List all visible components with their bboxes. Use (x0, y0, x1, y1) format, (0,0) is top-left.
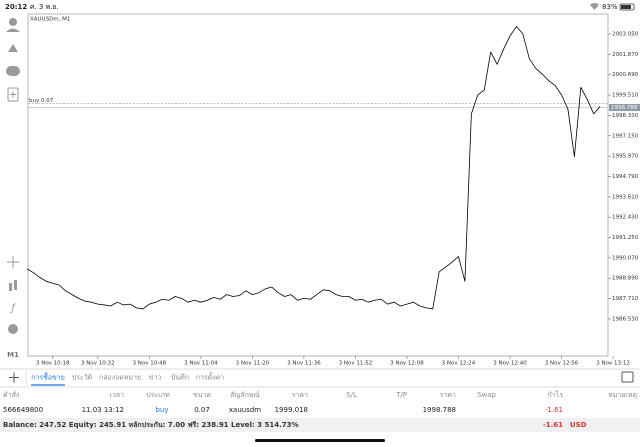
x-tick-label: 3 Nov 12:24 (442, 361, 476, 367)
total-profit: -1.61 (543, 421, 563, 429)
tab[interactable]: ข่าว (149, 374, 162, 382)
chat-icon[interactable] (6, 66, 20, 76)
column-header: หมายเหตุ (608, 391, 637, 399)
account-icon[interactable] (9, 18, 17, 26)
account-summary: Balance: 247.52 Equity: 245.91 หลักประกั… (3, 421, 298, 429)
trade-table: คำสั่ง เวลา ประเภท ขนาด สัญลักษณ์ ราคา S… (3, 390, 637, 414)
column-header: กำไร (548, 390, 564, 399)
y-tick-label: 1999.510 (612, 93, 639, 99)
objects-icon[interactable] (8, 324, 18, 334)
symbol: xauusdm (229, 406, 261, 414)
wifi-icon (590, 2, 599, 10)
status-time: 20:12 (5, 3, 27, 11)
currency: USD (570, 421, 587, 429)
plot-frame (27, 13, 609, 357)
crosshair-icon[interactable] (7, 256, 19, 268)
battery-level: 83% (602, 3, 618, 11)
column-header: ราคา (292, 391, 308, 399)
y-tick-label: 1986.530 (612, 316, 639, 322)
y-tick-label: 1993.610 (612, 194, 639, 200)
y-tick-label: 1988.890 (612, 276, 639, 282)
indicator-icon[interactable]: ƒ (9, 303, 16, 314)
chart-title: XAUUSDm, M1 (30, 17, 70, 23)
volume: 0.07 (194, 406, 210, 414)
column-header: Swap (477, 391, 496, 399)
tab[interactable]: บันทึก (171, 373, 189, 382)
new-order-icon[interactable] (7, 87, 19, 102)
profit: -1.61 (545, 406, 563, 414)
y-tick-label: 1998.330 (612, 113, 639, 119)
chart: XAUUSDm, M1 2003.050 2001.870 2000.690 1999… (26, 13, 640, 367)
x-tick-label: 3 Nov 10:32 (81, 361, 115, 367)
home-indicator (255, 439, 385, 442)
x-tick-label: 3 Nov 11:52 (339, 361, 373, 367)
x-tick-label: 3 Nov 13:12 (596, 361, 630, 367)
open-price: 1999.018 (275, 406, 308, 414)
add-button[interactable] (9, 372, 19, 383)
chart-type-icon[interactable] (9, 283, 12, 291)
column-header: S/L (346, 391, 357, 399)
current-price: 1998.788 (423, 406, 456, 414)
tab[interactable]: กล่องจดหมาย (99, 374, 141, 382)
y-tick-label: 2000.690 (612, 72, 639, 78)
y-tick-label: 2001.870 (612, 52, 639, 58)
sidebar: ƒ M1 (6, 18, 20, 359)
position-label: buy 0.07 (29, 98, 54, 104)
balance-bar (0, 418, 640, 432)
y-tick-label: 1990.070 (612, 255, 639, 261)
account-icon-body (6, 28, 20, 32)
battery-fill (621, 5, 631, 9)
tab[interactable]: การตั้งค่า (196, 371, 225, 382)
x-tick-label: 3 Nov 12:40 (493, 361, 527, 367)
x-tick-label: 3 Nov 12:56 (545, 361, 579, 367)
y-tick-label: 1992.430 (612, 215, 639, 221)
y-tick-label: 1997.150 (612, 133, 639, 139)
x-tick-label: 3 Nov 11:04 (184, 361, 218, 367)
y-tick-label: 1987.710 (612, 296, 639, 302)
x-tick-label: 3 Nov 11:36 (287, 361, 321, 367)
status-date: ศ. 3 พ.ย. (30, 3, 59, 11)
price-line (26, 26, 601, 310)
order-id[interactable]: 566649800 (3, 406, 43, 414)
column-header: T/P (395, 391, 407, 399)
open-time: 11.03 13:12 (82, 406, 124, 414)
order-type: buy (155, 406, 168, 414)
y-tick-label: 1994.790 (612, 174, 639, 180)
bid-label: 1998.788 (611, 105, 638, 111)
layout-button[interactable] (621, 371, 634, 383)
column-header: ราคา (440, 391, 456, 399)
new-order-plus (10, 91, 16, 98)
y-tick-label: 2003.050 (612, 32, 639, 38)
tab[interactable]: การซื้อขาย (31, 371, 65, 382)
bid-label-bg (609, 104, 640, 112)
y-tick-label: 1995.970 (612, 154, 639, 160)
timeframe[interactable]: M1 (7, 351, 19, 359)
trade-icon[interactable] (8, 44, 18, 52)
column-header: สัญลักษณ์ (230, 391, 260, 399)
y-tick-label: 1991.250 (612, 235, 639, 241)
x-tick-label: 3 Nov 12:08 (390, 361, 424, 367)
column-header: เวลา (109, 391, 124, 399)
battery-icon (619, 3, 635, 11)
column-header: ประเภท (146, 391, 170, 399)
tab[interactable]: ประวัติ (72, 374, 93, 382)
x-tick-label: 3 Nov 10:48 (133, 361, 167, 367)
x-tick-label: 3 Nov 10:18 (36, 361, 70, 367)
column-header: ขนาด (193, 391, 211, 399)
x-tick-label: 3 Nov 11:20 (236, 361, 270, 367)
column-header: คำสั่ง (3, 390, 19, 399)
chart-type-icon-2 (14, 280, 17, 290)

:::::

Count the lines in the listing above that contain the string "chart", and reply with the number alone.

4